**The request:** Copy the items from the start of the records through the line containing "- item-bold-text: Κρατήστε το", changing "τραυματισμό" to "ατύχημα" and leaving everything else the same.

Records:
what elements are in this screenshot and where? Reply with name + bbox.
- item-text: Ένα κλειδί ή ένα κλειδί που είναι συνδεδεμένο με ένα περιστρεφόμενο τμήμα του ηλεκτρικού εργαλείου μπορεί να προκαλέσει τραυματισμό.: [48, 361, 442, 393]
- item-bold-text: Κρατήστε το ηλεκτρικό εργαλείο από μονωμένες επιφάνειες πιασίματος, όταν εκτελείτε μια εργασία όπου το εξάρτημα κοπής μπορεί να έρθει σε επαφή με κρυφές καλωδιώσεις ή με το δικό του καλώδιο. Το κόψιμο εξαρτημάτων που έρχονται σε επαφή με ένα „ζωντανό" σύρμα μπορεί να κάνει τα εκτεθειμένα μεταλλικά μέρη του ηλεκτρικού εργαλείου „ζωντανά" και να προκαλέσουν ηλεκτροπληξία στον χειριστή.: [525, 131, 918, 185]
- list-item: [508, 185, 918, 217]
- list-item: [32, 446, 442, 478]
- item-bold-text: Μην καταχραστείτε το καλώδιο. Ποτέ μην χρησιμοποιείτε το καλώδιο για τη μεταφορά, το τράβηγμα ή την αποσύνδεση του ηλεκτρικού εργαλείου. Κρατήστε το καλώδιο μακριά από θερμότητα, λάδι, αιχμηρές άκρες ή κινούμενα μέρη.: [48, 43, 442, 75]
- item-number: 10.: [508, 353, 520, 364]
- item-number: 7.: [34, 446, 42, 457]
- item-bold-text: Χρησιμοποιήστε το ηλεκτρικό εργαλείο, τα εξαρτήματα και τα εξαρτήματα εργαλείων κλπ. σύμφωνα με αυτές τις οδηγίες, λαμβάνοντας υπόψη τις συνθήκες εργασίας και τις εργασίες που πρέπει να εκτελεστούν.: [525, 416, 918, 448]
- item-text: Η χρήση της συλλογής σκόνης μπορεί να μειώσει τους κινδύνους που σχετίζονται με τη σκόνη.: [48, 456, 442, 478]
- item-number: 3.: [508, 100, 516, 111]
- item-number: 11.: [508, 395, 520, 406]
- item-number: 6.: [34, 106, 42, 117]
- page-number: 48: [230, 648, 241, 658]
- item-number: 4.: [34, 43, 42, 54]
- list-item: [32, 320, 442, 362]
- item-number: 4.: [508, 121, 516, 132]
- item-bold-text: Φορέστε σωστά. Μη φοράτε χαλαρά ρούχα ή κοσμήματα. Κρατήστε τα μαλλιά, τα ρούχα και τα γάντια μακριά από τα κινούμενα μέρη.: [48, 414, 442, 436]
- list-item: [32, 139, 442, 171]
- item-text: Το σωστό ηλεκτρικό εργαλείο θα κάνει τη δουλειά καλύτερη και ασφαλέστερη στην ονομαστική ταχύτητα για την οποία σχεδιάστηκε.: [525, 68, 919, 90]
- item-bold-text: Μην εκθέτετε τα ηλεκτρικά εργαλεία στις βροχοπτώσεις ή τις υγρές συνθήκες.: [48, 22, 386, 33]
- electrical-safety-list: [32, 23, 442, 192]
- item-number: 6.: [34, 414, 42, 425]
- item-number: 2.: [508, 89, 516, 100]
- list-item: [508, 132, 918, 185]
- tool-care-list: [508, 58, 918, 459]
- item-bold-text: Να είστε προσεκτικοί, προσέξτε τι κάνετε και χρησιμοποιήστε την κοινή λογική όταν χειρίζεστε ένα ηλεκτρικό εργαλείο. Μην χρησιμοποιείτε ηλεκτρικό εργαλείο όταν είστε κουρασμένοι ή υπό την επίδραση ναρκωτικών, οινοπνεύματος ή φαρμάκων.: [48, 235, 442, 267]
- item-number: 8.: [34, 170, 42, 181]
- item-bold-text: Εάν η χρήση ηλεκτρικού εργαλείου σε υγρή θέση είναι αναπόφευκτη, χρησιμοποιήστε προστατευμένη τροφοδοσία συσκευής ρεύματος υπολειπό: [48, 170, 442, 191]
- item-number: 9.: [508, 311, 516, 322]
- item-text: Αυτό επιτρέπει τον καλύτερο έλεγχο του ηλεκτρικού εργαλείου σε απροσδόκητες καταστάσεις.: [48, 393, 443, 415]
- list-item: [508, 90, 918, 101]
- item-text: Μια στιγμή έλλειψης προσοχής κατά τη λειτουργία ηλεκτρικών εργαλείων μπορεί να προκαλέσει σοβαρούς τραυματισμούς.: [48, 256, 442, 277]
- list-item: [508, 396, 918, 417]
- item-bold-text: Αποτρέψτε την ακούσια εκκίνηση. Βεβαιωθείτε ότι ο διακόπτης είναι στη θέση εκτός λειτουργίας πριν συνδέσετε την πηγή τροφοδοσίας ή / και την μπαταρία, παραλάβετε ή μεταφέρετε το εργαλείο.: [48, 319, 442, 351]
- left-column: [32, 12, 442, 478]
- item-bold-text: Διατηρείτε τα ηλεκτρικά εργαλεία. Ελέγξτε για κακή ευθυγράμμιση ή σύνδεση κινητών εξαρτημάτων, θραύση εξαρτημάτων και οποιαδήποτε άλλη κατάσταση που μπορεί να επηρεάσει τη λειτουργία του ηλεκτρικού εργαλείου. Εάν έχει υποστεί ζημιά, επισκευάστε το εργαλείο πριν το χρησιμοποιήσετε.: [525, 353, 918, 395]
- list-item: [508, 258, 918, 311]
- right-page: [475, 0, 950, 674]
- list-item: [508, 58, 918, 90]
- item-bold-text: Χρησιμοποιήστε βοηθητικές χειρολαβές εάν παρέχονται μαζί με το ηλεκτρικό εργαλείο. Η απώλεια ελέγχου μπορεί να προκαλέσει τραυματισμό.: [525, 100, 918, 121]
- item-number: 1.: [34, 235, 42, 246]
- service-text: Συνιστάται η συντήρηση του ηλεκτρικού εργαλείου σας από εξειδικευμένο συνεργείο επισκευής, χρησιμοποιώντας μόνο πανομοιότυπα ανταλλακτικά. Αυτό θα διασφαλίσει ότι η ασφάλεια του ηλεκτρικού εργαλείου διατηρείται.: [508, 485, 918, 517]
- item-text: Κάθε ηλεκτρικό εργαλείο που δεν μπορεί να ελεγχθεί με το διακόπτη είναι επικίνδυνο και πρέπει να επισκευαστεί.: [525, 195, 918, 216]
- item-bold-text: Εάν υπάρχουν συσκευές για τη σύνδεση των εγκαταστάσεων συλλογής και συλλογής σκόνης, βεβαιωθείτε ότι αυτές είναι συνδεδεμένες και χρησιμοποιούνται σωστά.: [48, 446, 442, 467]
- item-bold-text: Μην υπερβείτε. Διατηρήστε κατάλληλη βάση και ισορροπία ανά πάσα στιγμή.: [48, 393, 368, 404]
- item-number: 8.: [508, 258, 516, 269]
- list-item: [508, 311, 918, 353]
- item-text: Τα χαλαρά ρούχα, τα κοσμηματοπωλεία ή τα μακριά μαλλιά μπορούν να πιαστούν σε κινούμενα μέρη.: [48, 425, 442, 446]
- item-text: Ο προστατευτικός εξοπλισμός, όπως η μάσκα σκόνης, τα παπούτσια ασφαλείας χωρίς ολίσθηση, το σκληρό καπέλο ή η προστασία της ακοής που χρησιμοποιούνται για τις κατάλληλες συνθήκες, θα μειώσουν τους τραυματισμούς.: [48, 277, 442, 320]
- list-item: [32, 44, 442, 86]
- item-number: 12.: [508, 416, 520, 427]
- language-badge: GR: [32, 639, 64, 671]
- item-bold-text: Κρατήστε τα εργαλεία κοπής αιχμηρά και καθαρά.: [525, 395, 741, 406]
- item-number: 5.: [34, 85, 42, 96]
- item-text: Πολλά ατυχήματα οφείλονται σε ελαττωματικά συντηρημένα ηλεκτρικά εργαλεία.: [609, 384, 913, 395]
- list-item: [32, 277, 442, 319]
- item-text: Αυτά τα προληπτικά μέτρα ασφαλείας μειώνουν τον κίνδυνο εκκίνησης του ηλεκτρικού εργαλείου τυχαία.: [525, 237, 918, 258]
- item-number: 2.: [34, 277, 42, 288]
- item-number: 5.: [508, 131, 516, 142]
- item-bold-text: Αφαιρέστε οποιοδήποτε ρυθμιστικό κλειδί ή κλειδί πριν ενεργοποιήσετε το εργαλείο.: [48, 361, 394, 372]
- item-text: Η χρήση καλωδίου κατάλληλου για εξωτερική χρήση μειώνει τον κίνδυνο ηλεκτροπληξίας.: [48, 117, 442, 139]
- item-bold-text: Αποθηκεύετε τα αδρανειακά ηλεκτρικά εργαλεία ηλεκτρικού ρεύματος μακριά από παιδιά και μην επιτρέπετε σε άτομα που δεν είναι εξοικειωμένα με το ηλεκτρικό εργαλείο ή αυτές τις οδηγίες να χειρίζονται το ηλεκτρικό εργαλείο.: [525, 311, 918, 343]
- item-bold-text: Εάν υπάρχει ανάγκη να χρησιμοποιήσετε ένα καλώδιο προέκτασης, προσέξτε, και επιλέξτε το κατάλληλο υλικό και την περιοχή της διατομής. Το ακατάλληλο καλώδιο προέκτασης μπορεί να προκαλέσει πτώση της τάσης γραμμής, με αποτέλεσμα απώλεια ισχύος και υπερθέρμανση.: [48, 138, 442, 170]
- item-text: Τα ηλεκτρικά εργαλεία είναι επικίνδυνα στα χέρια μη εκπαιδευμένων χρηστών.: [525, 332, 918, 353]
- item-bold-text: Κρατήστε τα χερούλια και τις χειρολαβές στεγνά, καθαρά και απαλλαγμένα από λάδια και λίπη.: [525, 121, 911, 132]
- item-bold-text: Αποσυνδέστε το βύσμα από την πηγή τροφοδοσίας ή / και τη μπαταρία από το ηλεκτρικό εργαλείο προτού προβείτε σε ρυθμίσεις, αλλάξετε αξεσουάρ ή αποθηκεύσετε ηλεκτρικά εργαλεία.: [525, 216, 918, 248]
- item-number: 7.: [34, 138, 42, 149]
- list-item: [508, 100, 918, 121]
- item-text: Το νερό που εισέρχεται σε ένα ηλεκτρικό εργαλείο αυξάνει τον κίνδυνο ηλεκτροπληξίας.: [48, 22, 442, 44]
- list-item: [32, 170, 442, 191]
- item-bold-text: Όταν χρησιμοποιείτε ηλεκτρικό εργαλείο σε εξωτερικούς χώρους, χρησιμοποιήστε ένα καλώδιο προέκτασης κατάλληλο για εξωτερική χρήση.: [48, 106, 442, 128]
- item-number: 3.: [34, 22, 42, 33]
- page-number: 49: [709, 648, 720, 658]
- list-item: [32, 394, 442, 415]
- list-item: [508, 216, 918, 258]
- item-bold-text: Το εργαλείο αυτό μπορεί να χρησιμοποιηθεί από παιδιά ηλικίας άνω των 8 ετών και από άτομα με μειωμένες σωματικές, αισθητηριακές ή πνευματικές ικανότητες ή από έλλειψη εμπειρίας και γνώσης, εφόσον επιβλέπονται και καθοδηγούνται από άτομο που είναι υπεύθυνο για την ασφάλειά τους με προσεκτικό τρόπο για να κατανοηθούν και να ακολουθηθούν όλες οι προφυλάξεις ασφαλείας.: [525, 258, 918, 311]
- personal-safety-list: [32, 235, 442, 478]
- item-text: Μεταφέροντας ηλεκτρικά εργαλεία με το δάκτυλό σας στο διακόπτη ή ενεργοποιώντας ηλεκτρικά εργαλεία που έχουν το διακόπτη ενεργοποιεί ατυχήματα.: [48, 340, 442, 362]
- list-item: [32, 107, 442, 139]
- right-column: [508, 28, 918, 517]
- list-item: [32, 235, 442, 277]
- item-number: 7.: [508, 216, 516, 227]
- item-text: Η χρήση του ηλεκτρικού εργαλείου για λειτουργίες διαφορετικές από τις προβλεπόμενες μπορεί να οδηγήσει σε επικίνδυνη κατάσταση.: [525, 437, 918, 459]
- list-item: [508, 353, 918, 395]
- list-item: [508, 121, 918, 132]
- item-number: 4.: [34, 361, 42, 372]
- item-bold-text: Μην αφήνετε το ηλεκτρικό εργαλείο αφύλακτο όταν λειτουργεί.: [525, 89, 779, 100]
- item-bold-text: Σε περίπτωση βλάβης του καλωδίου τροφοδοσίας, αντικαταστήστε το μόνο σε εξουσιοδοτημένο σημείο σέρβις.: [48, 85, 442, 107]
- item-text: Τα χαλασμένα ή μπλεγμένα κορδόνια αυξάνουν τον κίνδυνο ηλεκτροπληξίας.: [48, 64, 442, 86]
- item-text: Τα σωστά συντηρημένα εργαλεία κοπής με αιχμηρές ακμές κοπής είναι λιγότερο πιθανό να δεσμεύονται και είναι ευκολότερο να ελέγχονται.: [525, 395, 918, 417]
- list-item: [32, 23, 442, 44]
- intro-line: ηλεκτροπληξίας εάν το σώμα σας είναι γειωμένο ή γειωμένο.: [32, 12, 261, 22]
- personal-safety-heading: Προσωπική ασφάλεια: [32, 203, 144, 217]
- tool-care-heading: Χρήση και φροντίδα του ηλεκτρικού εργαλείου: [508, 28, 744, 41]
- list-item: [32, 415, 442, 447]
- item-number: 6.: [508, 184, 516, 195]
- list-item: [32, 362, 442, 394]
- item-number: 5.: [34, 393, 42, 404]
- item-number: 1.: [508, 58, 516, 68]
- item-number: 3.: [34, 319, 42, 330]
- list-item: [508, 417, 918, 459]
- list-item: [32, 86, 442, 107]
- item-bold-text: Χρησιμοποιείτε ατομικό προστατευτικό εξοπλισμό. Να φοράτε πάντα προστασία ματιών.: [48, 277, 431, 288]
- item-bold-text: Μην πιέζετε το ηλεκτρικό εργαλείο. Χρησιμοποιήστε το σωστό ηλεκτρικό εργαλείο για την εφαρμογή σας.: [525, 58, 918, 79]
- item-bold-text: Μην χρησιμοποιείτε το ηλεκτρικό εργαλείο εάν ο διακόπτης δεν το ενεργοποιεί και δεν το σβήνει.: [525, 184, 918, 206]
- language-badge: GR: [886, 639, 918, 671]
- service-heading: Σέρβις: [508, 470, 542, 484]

**Output below:**
what elements are in this screenshot and where? Reply with name + bbox.
- item-text: Ένα κλειδί ή ένα κλειδί που είναι συνδεδεμένο με ένα περιστρεφόμενο τμήμα του ηλεκτρικού εργαλείου μπορεί να προκαλέσει ατύχημα.: [48, 361, 442, 393]
- item-bold-text: Κρατήστε το ηλεκτρικό εργαλείο από μονωμένες επιφάνειες πιασίματος, όταν εκτελείτε μια εργασία όπου το εξάρτημα κοπής μπορεί να έρθει σε επαφή με κρυφές καλωδιώσεις ή με το δικό του καλώδιο. Το κόψιμο εξαρτημάτων που έρχονται σε επαφή με ένα „ζωντανό" σύρμα μπορεί να κάνει τα εκτεθειμένα μεταλλικά μέρη του ηλεκτρικού εργαλείου „ζωντανά" και να προκαλέσουν ηλεκτροπληξία στον χειριστή.: [525, 131, 918, 185]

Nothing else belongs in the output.